┌──
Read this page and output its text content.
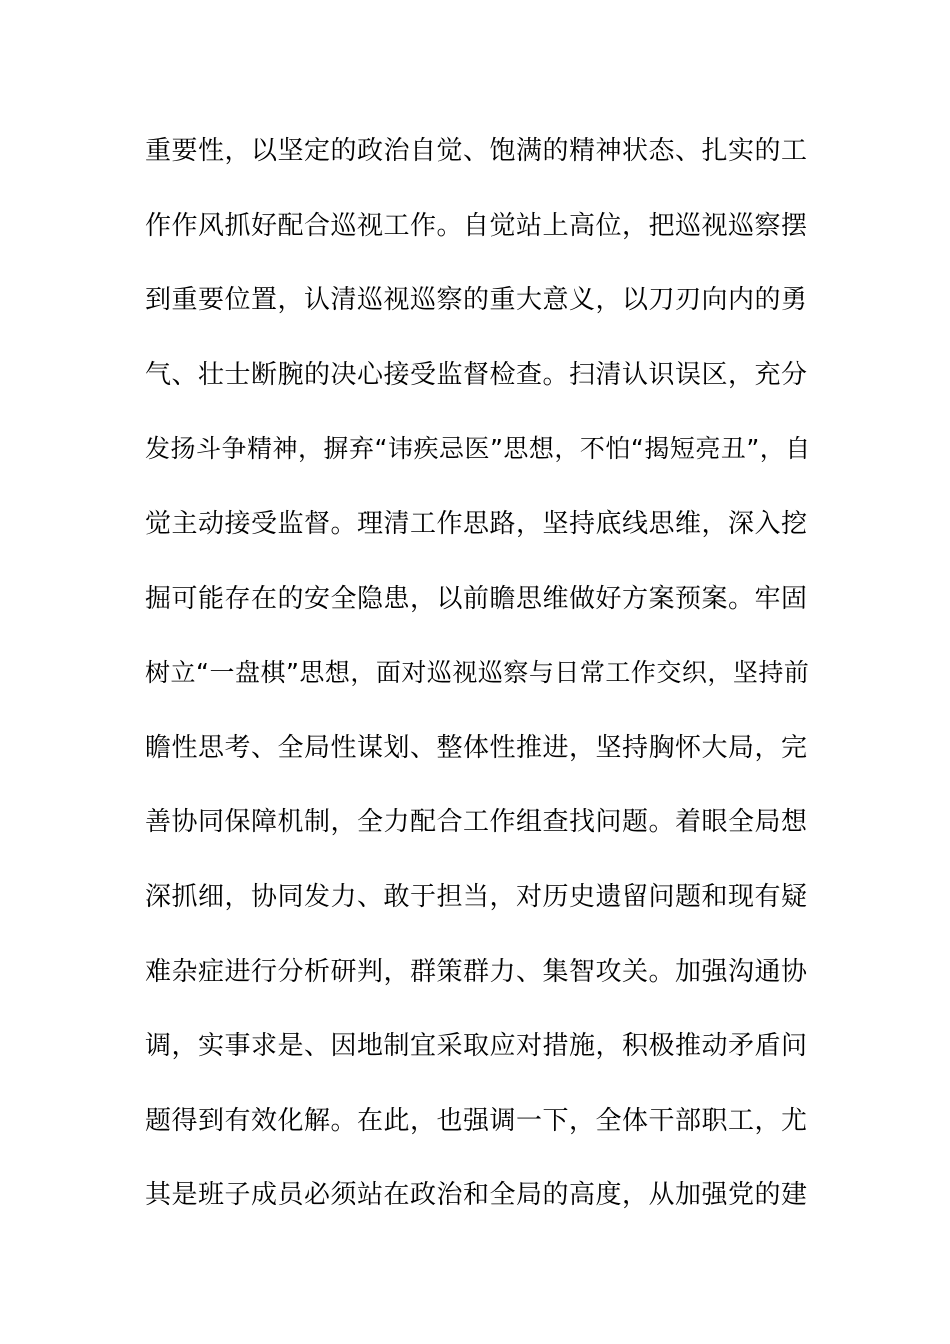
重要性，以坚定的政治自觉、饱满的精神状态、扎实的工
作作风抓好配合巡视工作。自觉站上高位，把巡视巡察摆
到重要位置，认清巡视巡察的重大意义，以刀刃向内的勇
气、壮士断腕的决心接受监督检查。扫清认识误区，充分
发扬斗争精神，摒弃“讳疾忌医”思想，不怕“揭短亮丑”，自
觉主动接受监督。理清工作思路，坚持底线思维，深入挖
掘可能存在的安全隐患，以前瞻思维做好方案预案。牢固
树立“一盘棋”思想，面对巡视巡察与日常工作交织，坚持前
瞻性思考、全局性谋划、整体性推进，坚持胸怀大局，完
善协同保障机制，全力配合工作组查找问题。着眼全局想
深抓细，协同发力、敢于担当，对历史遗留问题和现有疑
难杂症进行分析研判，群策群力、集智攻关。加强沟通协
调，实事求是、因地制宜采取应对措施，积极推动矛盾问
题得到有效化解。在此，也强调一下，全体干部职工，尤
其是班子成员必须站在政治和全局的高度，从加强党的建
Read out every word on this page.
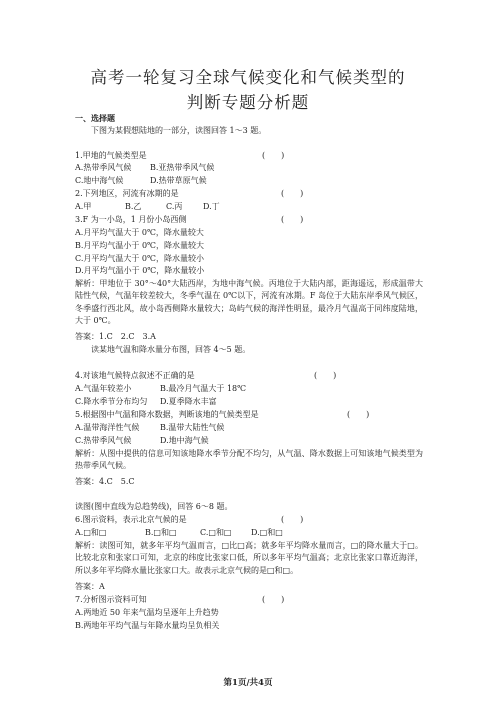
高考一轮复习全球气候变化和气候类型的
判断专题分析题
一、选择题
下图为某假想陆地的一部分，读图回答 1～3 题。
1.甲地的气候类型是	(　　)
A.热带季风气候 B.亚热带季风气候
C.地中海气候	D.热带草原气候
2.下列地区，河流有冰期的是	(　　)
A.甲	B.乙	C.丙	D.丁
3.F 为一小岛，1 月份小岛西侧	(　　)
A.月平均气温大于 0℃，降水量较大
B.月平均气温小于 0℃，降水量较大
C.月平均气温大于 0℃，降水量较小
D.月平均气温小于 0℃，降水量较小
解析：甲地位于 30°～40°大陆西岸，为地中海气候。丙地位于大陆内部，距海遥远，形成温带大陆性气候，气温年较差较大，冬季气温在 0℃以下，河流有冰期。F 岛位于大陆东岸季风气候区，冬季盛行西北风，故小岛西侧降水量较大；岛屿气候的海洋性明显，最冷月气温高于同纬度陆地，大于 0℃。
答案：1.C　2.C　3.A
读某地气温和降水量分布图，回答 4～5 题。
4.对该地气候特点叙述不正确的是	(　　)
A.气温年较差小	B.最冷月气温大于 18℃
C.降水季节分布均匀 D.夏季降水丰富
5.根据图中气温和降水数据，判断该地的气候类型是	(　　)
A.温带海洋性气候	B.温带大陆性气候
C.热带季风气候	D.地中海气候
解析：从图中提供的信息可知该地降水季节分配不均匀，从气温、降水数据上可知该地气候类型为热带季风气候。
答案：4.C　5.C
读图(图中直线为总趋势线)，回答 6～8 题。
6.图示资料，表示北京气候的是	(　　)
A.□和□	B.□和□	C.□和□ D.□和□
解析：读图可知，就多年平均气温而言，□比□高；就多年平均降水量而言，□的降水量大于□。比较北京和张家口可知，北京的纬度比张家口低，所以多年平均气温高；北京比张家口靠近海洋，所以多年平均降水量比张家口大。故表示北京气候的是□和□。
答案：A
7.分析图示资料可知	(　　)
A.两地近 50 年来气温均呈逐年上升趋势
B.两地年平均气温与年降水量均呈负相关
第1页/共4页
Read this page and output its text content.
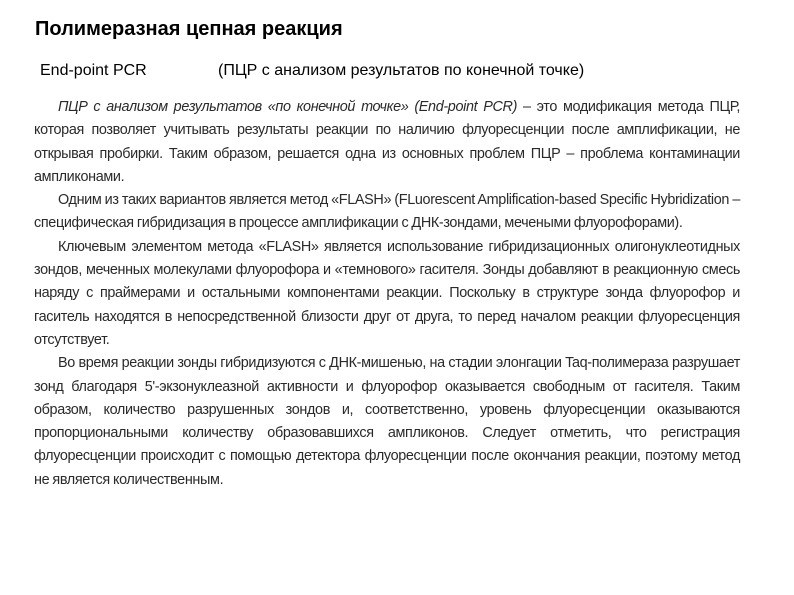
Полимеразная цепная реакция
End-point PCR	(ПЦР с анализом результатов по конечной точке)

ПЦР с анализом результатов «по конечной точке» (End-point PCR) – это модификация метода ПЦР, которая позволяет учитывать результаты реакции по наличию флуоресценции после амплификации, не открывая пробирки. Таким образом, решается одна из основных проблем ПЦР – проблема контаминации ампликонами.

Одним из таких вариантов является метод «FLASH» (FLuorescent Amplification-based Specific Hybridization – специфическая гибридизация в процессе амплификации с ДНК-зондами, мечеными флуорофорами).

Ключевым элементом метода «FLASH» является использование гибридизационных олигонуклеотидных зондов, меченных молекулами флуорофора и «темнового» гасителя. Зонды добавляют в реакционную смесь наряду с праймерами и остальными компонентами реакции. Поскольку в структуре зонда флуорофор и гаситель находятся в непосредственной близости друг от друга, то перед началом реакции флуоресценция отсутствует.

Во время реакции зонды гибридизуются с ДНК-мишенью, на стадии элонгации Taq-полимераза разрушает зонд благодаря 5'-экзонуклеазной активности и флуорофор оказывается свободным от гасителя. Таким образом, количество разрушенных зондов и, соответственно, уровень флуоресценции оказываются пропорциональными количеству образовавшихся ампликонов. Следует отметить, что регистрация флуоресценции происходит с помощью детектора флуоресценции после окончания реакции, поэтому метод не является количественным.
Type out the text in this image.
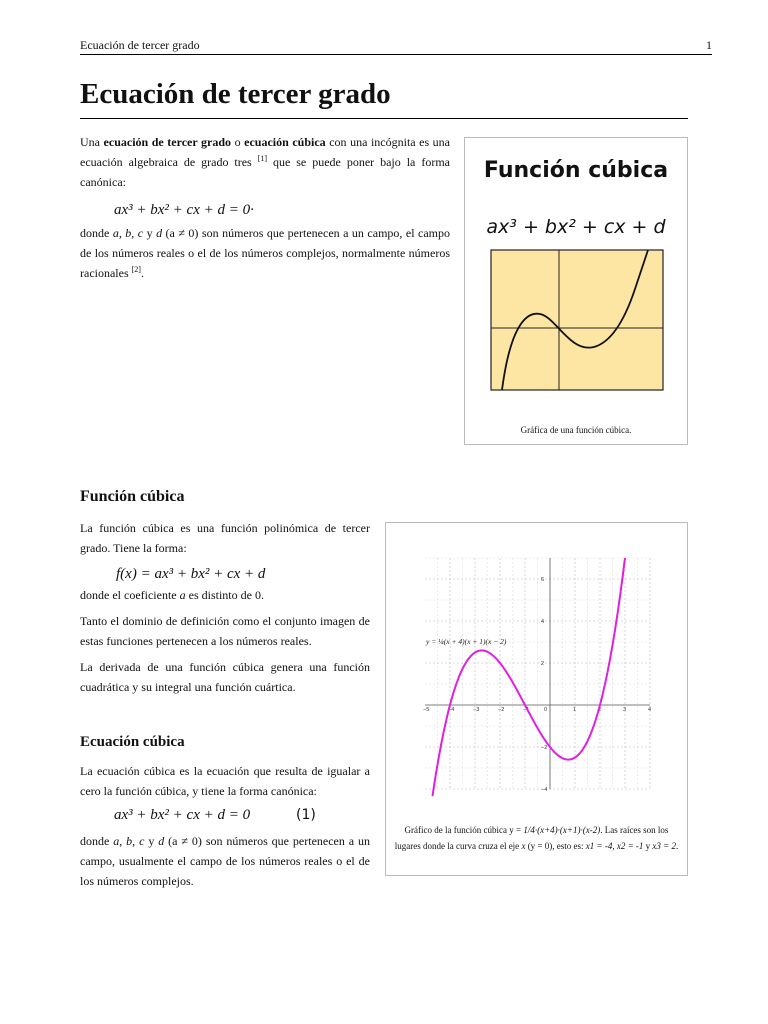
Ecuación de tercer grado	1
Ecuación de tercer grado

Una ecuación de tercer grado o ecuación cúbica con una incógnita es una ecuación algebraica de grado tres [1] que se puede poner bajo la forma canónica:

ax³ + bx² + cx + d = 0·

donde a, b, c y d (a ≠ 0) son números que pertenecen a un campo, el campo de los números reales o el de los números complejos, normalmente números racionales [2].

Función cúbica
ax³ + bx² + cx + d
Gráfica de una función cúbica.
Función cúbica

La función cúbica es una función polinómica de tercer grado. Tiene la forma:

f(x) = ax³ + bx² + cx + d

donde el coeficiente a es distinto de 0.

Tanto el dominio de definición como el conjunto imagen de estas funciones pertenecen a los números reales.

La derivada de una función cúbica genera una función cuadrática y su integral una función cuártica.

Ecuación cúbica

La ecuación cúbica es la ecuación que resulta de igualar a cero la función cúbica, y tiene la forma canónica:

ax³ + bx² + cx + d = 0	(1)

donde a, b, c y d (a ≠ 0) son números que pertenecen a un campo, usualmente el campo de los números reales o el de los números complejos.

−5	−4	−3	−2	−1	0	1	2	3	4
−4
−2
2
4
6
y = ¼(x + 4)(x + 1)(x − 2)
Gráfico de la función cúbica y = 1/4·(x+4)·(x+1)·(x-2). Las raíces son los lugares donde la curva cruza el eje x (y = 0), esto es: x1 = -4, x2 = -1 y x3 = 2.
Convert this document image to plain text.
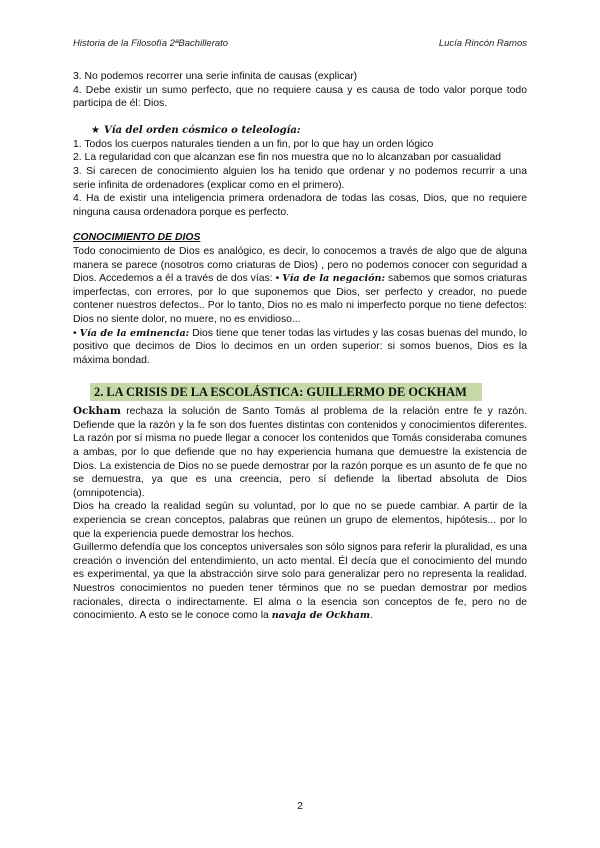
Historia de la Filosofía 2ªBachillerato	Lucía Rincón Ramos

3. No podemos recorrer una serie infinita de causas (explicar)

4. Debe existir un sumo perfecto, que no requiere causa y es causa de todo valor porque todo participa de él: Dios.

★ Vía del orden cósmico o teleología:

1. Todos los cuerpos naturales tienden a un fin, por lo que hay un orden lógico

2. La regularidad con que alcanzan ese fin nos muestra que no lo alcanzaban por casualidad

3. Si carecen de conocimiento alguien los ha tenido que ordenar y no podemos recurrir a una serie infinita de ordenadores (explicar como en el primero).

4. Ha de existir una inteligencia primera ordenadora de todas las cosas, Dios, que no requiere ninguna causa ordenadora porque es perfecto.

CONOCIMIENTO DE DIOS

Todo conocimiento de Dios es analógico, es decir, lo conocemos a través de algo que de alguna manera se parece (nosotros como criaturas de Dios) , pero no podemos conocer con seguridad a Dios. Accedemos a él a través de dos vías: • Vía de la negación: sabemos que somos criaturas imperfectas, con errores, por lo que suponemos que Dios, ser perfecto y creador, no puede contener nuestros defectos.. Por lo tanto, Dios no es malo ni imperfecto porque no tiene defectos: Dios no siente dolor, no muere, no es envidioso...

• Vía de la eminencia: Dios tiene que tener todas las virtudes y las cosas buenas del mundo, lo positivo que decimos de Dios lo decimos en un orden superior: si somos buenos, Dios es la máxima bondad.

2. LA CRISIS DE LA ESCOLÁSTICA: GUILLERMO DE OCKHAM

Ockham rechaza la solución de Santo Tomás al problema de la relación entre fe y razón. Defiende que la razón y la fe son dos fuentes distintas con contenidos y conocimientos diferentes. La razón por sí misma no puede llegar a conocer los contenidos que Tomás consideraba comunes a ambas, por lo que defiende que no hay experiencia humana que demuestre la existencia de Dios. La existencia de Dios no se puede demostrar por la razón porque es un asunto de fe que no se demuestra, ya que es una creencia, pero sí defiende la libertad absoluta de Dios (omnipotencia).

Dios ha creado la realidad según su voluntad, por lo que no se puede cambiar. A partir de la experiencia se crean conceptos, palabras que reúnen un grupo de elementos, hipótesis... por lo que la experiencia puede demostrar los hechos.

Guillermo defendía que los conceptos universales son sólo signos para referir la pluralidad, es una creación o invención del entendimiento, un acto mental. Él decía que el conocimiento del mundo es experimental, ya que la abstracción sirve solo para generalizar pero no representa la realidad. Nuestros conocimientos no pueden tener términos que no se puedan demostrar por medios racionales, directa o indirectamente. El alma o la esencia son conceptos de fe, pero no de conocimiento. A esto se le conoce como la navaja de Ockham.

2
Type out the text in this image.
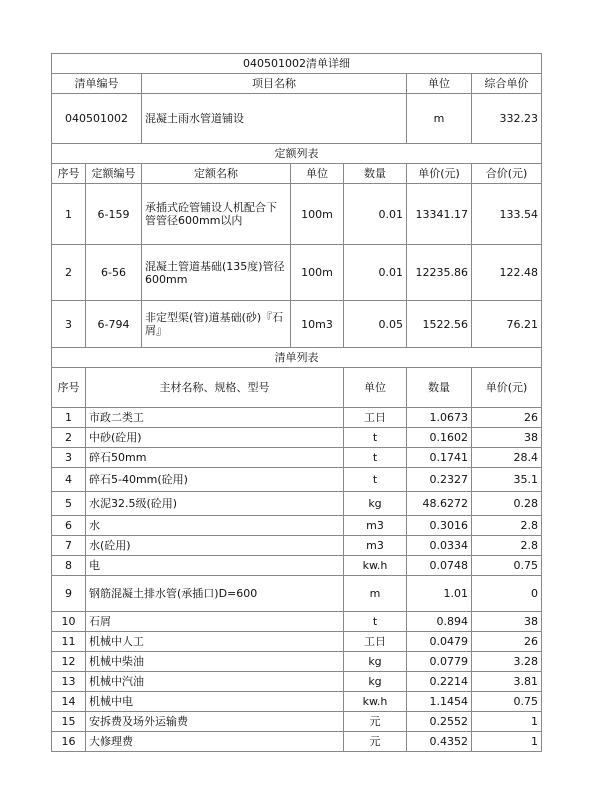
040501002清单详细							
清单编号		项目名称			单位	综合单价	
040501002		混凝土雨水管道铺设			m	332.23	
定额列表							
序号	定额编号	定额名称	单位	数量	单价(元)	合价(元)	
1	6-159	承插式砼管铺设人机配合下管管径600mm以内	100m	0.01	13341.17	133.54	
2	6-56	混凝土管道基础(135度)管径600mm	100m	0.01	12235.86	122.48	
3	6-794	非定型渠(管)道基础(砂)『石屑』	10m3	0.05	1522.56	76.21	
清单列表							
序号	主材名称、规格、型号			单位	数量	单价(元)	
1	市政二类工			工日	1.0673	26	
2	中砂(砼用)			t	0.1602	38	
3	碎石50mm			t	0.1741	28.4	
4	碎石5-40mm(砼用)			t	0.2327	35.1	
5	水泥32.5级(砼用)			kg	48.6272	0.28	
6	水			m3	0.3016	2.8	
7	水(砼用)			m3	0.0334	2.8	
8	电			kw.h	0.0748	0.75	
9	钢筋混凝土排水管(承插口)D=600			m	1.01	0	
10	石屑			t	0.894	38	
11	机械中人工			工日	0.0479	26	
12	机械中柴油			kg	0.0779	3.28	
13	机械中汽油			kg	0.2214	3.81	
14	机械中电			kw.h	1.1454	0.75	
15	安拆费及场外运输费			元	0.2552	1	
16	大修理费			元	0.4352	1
└──
**WRITTEN REQUEST:** Check each line of the records above for "campo", and copy those that have it.

**ANSWER TO THE EXERCISE:**
donde a, b, c y d (a ≠ 0) son números que pertenecen a un campo, el campo de los números reales o el de los números complejos, normalmente números racionales [2].
donde a, b, c y d (a ≠ 0) son números que pertenecen a un campo, usualmente el campo de los números reales o el de los números complejos.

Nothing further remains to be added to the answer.